▶ **What you need to do**
Track down the lines that contain "ProRealTime" and copy them.

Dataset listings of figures
'''
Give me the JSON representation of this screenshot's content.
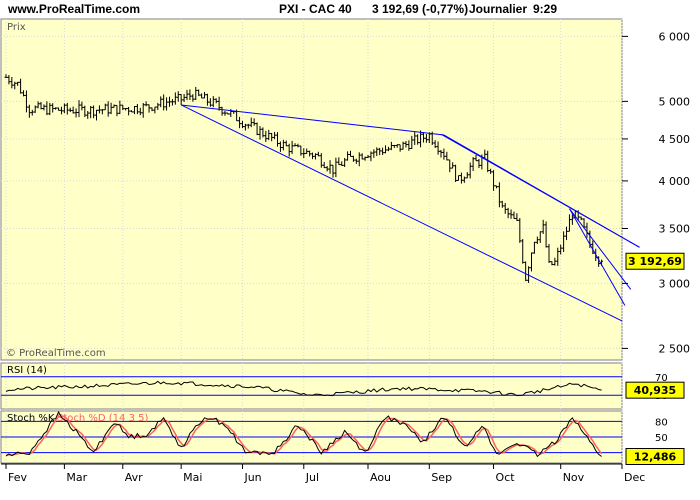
{
  "header": {
    "site": "www.ProRealTime.com",
    "instrument": "PXI - CAC 40",
    "quote": "3 192,69 (-0,77%)",
    "period": "Journalier",
    "time": "9:29"
  },
  "colors": {
    "panel_bg": "#ffffc8",
    "bar": "#000000",
    "trendline": "#0000ff",
    "grid": "#d9d9d9",
    "stoch_d": "#ff6060",
    "label_box": "#ffff00"
  },
  "chart_data": [
    {
      "type": "ohlc",
      "label": "Prix",
      "watermark": "© ProRealTime.com",
      "scale": "log",
      "ylim": [
        2420,
        6300
      ],
      "yticks": [
        {
          "v": 6000,
          "label": "6 000"
        },
        {
          "v": 5000,
          "label": "5 000"
        },
        {
          "v": 4500,
          "label": "4 500"
        },
        {
          "v": 4000,
          "label": "4 000"
        },
        {
          "v": 3500,
          "label": "3 500"
        },
        {
          "v": 3000,
          "label": "3 000"
        },
        {
          "v": 2500,
          "label": "2 500"
        }
      ],
      "last_value_label": "3 192,69",
      "last_value": 3192.69,
      "xticks": [
        "Fev",
        "Mar",
        "Avr",
        "Mai",
        "Jun",
        "Jul",
        "Aou",
        "Sep",
        "Oct",
        "Nov",
        "Dec"
      ],
      "month_index": [
        0,
        20,
        40,
        60,
        81,
        102,
        124,
        145,
        167,
        190,
        211
      ],
      "key_closes": [
        [
          0,
          5350
        ],
        [
          4,
          5250
        ],
        [
          8,
          4900
        ],
        [
          20,
          4880
        ],
        [
          28,
          4880
        ],
        [
          40,
          4900
        ],
        [
          48,
          4920
        ],
        [
          56,
          5000
        ],
        [
          60,
          5030
        ],
        [
          64,
          5100
        ],
        [
          72,
          4950
        ],
        [
          82,
          4700
        ],
        [
          96,
          4400
        ],
        [
          106,
          4300
        ],
        [
          112,
          4130
        ],
        [
          117,
          4250
        ],
        [
          124,
          4330
        ],
        [
          135,
          4400
        ],
        [
          145,
          4550
        ],
        [
          150,
          4320
        ],
        [
          155,
          4000
        ],
        [
          160,
          4200
        ],
        [
          164,
          4250
        ],
        [
          170,
          3700
        ],
        [
          175,
          3550
        ],
        [
          178,
          3050
        ],
        [
          181,
          3400
        ],
        [
          184,
          3500
        ],
        [
          186,
          3150
        ],
        [
          188,
          3180
        ],
        [
          191,
          3400
        ],
        [
          194,
          3650
        ],
        [
          197,
          3550
        ],
        [
          200,
          3350
        ],
        [
          203,
          3220
        ],
        [
          204,
          3192.69
        ]
      ],
      "channels": [
        {
          "name": "channel-1-upper",
          "points": [
            [
              60,
              4950
            ],
            [
              150,
              4550
            ],
            [
              217,
              3320
            ]
          ]
        },
        {
          "name": "channel-1-lower",
          "points": [
            [
              60,
              4950
            ],
            [
              211,
              2700
            ]
          ]
        },
        {
          "name": "channel-2-upper",
          "points": [
            [
              149,
              4560
            ],
            [
              217,
              3320
            ]
          ]
        },
        {
          "name": "channel-3",
          "points": [
            [
              193,
              3700
            ],
            [
              214,
              2950
            ]
          ]
        },
        {
          "name": "channel-4",
          "points": [
            [
              193,
              3700
            ],
            [
              212,
              2820
            ]
          ]
        }
      ]
    },
    {
      "type": "line",
      "label": "RSI (14)",
      "ylim": [
        0,
        100
      ],
      "yticks": [
        {
          "v": 70,
          "label": "70"
        },
        {
          "v": 30,
          "label": "30"
        }
      ],
      "last_value_label": "40,935",
      "last_value": 40.935,
      "key_values": [
        [
          0,
          42
        ],
        [
          10,
          45
        ],
        [
          30,
          50
        ],
        [
          55,
          58
        ],
        [
          65,
          55
        ],
        [
          85,
          48
        ],
        [
          105,
          30
        ],
        [
          115,
          34
        ],
        [
          135,
          45
        ],
        [
          150,
          42
        ],
        [
          165,
          38
        ],
        [
          175,
          30
        ],
        [
          185,
          42
        ],
        [
          195,
          55
        ],
        [
          204,
          41
        ]
      ]
    },
    {
      "type": "line",
      "label": "Stoch %K",
      "label_d": "Stoch %D (14 3 5)",
      "ylim": [
        0,
        100
      ],
      "yticks": [
        {
          "v": 80,
          "label": "80"
        },
        {
          "v": 50,
          "label": "50"
        },
        {
          "v": 20,
          "label": "20"
        }
      ],
      "last_value_label": "12,486",
      "last_value": 12.486,
      "key_values": [
        [
          0,
          15
        ],
        [
          8,
          20
        ],
        [
          18,
          95
        ],
        [
          24,
          60
        ],
        [
          30,
          20
        ],
        [
          37,
          80
        ],
        [
          42,
          50
        ],
        [
          48,
          55
        ],
        [
          54,
          85
        ],
        [
          60,
          30
        ],
        [
          68,
          90
        ],
        [
          75,
          75
        ],
        [
          82,
          20
        ],
        [
          92,
          20
        ],
        [
          100,
          75
        ],
        [
          108,
          20
        ],
        [
          116,
          60
        ],
        [
          123,
          20
        ],
        [
          130,
          90
        ],
        [
          137,
          70
        ],
        [
          143,
          40
        ],
        [
          150,
          90
        ],
        [
          157,
          30
        ],
        [
          163,
          75
        ],
        [
          168,
          15
        ],
        [
          175,
          40
        ],
        [
          182,
          15
        ],
        [
          188,
          40
        ],
        [
          194,
          90
        ],
        [
          200,
          40
        ],
        [
          204,
          12
        ]
      ]
    }
  ]
}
'''
▶ **Exercise solution**
    "site": "www.ProRealTime.com",
      "watermark": "© ProRealTime.com",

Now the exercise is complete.